Send back all the data below, exactly as given.

== Collected data entries ==

######

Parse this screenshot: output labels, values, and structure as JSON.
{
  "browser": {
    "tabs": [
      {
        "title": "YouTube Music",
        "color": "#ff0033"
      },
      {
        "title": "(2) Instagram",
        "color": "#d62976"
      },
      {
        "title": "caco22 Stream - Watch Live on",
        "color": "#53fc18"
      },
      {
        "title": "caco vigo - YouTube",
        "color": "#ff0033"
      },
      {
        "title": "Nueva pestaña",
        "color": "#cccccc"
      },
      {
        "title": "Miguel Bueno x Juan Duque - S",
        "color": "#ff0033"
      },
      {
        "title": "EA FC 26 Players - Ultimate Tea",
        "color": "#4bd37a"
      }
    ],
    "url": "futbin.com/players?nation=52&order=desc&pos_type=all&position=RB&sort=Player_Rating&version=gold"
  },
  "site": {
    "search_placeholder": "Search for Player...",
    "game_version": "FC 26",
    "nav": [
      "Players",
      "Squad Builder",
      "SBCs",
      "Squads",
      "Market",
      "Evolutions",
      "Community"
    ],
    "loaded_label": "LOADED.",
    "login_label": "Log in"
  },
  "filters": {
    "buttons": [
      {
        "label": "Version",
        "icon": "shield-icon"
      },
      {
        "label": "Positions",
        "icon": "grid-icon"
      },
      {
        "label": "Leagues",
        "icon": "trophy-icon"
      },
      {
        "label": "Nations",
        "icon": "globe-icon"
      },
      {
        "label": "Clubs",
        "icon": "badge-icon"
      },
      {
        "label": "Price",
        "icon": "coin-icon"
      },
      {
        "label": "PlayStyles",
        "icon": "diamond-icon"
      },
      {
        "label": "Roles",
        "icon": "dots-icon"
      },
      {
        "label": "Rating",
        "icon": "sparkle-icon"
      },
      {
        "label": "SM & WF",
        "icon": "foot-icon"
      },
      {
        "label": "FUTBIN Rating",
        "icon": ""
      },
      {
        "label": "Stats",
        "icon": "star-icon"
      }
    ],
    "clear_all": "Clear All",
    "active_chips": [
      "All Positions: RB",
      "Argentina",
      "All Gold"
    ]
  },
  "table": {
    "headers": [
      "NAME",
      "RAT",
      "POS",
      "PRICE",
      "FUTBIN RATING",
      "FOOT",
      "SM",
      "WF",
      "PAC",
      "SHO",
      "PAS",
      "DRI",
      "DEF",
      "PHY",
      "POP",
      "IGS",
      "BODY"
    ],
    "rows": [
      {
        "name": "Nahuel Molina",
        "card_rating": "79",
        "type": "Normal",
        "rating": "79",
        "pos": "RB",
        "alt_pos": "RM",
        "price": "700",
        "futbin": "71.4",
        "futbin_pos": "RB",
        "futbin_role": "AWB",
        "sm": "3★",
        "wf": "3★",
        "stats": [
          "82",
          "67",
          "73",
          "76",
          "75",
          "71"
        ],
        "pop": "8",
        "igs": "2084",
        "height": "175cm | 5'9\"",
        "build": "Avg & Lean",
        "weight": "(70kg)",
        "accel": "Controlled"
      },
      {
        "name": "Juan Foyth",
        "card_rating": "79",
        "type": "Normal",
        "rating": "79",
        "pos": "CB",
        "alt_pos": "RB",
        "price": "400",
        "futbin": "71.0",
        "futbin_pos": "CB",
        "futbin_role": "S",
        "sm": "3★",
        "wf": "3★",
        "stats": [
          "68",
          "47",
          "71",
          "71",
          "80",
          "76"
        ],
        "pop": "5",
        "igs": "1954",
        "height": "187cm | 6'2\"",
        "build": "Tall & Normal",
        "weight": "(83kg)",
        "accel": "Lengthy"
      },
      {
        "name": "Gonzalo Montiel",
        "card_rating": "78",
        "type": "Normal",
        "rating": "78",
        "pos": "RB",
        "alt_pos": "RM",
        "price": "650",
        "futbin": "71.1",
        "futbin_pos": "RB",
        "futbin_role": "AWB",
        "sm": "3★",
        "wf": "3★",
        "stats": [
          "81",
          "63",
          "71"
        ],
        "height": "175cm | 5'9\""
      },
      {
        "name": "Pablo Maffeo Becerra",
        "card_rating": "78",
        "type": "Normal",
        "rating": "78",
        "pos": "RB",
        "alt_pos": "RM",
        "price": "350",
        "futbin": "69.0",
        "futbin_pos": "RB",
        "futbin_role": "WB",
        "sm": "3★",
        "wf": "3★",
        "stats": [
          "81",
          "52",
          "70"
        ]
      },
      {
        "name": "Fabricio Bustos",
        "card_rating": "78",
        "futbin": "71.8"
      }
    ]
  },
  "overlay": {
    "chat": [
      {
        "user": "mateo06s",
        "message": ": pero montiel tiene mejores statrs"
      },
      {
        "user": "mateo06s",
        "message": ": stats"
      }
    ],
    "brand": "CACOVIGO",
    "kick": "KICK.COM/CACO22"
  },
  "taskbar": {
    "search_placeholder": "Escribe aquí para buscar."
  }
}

######

== Exercise result ==
Parse this screenshot: output labels, values, and structure as JSON.
{
  "browser": {
    "tabs": [
      {
        "title": "YouTube Music",
        "color": "#ff0033"
      },
      {
        "title": "(2) Instagram",
        "color": "#d62976"
      },
      {
        "title": "caco22 Stream - Watch Live on",
        "color": "#53fc18"
      },
      {
        "title": "caco vigo - YouTube",
        "color": "#ff0033"
      },
      {
        "title": "Nueva pestaña",
        "color": "#cccccc"
      },
      {
        "title": "Miguel Bueno x Juan Duque - S",
        "color": "#ff0033"
      },
      {
        "title": "EA FC 26 Players - Ultimate Tea",
        "color": "#4bd37a"
      }
    ],
    "url": "futbin.com/players?nation=52&order=desc&pos_type=all&position=RB&sort=Player_Rating&version=gold"
  },
  "site": {
    "search_placeholder": "Search for Player...",
    "game_version": "FC 26",
    "nav": [
      "Players",
      "Squad Builder",
      "SBCs",
      "Squads",
      "Market",
      "Evolutions",
      "Community"
    ],
    "loaded_label": "LOADED.",
    "login_label": "Log in"
  },
  "filters": {
    "buttons": [
      {
        "label": "Version",
        "icon": "shield-icon"
      },
      {
        "label": "Positions",
        "icon": "grid-icon"
      },
      {
        "label": "Leagues",
        "icon": "trophy-icon"
      },
      {
        "label": "Nations",
        "icon": "globe-icon"
      },
      {
        "label": "Clubs",
        "icon": "badge-icon"
      },
      {
        "label": "Price",
        "icon": "coin-icon"
      },
      {
        "label": "PlayStyles",
        "icon": "diamond-icon"
      },
      {
        "label": "Roles",
        "icon": "dots-icon"
      },
      {
        "label": "Rating",
        "icon": "sparkle-icon"
      },
      {
        "label": "SM & WF",
        "icon": "foot-icon"
      },
      {
        "label": "FUTBIN Rating",
        "icon": ""
      },
      {
        "label": "Stats",
        "icon": "star-icon"
      }
    ],
    "clear_all": "Clear All",
    "active_chips": [
      "All Positions: RB",
      "Argentina",
      "All Gold"
    ]
  },
  "table": {
    "headers": [
      "NAME",
      "RAT",
      "POS",
      "PRICE",
      "FUTBIN RATING",
      "FOOT",
      "SM",
      "WF",
      "PAC",
      "SHO",
      "PAS",
      "DRI",
      "DEF",
      "PHY",
      "POP",
      "IGS",
      "BODY"
    ],
    "rows": [
      {
        "name": "Nahuel Molina",
        "card_rating": "79",
        "type": "Normal",
        "rating": "79",
        "pos": "RB",
        "alt_pos": "RM",
        "price": "700",
        "futbin": "71.4",
        "futbin_pos": "RB",
        "futbin_role": "AWB",
        "sm": "3★",
        "wf": "3★",
        "stats": [
          "82",
          "67",
          "73",
          "76",
          "75",
          "71"
        ],
        "pop": "8",
        "igs": "2084",
        "height": "175cm | 5'9\"",
        "build": "Avg & Lean",
        "weight": "(70kg)",
        "accel": "Controlled"
      },
      {
        "name": "Juan Foyth",
        "card_rating": "79",
        "type": "Normal",
        "rating": "79",
        "pos": "CB",
        "alt_pos": "RB",
        "price": "400",
        "futbin": "71.0",
        "futbin_pos": "CB",
        "futbin_role": "S",
        "sm": "3★",
        "wf": "3★",
        "stats": [
          "68",
          "47",
          "71",
          "71",
          "80",
          "76"
        ],
        "pop": "5",
        "igs": "1954",
        "height": "187cm | 6'2\"",
        "build": "Tall & Normal",
        "weight": "(83kg)",
        "accel": "Lengthy"
      },
      {
        "name": "Gonzalo Montiel",
        "card_rating": "78",
        "type": "Normal",
        "rating": "78",
        "pos": "RB",
        "alt_pos": "RM",
        "price": "650",
        "futbin": "71.1",
        "futbin_pos": "RB",
        "futbin_role": "AWB",
        "sm": "3★",
        "wf": "3★",
        "stats": [
          "81",
          "63",
          "71"
        ],
        "height": "175cm | 5'9\""
      },
      {
        "name": "Pablo Maffeo Becerra",
        "card_rating": "78",
        "type": "Normal",
        "rating": "78",
        "pos": "RB",
        "alt_pos": "RM",
        "price": "350",
        "futbin": "69.0",
        "futbin_pos": "RB",
        "futbin_role": "WB",
        "sm": "3★",
        "wf": "3★",
        "stats": [
          "81",
          "52",
          "70"
        ]
      },
      {
        "name": "Fabricio Bustos",
        "card_rating": "78",
        "futbin": "71.8"
      }
    ]
  },
  "overlay": {
    "chat": [
      {
        "user": "mateo06s",
        "message": ": pero montiel tiene mejores statrs"
      },
      {
        "user": "mateo06s",
        "message": ": stats"
      }
    ],
    "brand": "CACOVIGO",
    "kick": "KICK.COM/CACO22"
  },
  "taskbar": {
    "search_placeholder": "Escribe aquí para buscar."
  }
}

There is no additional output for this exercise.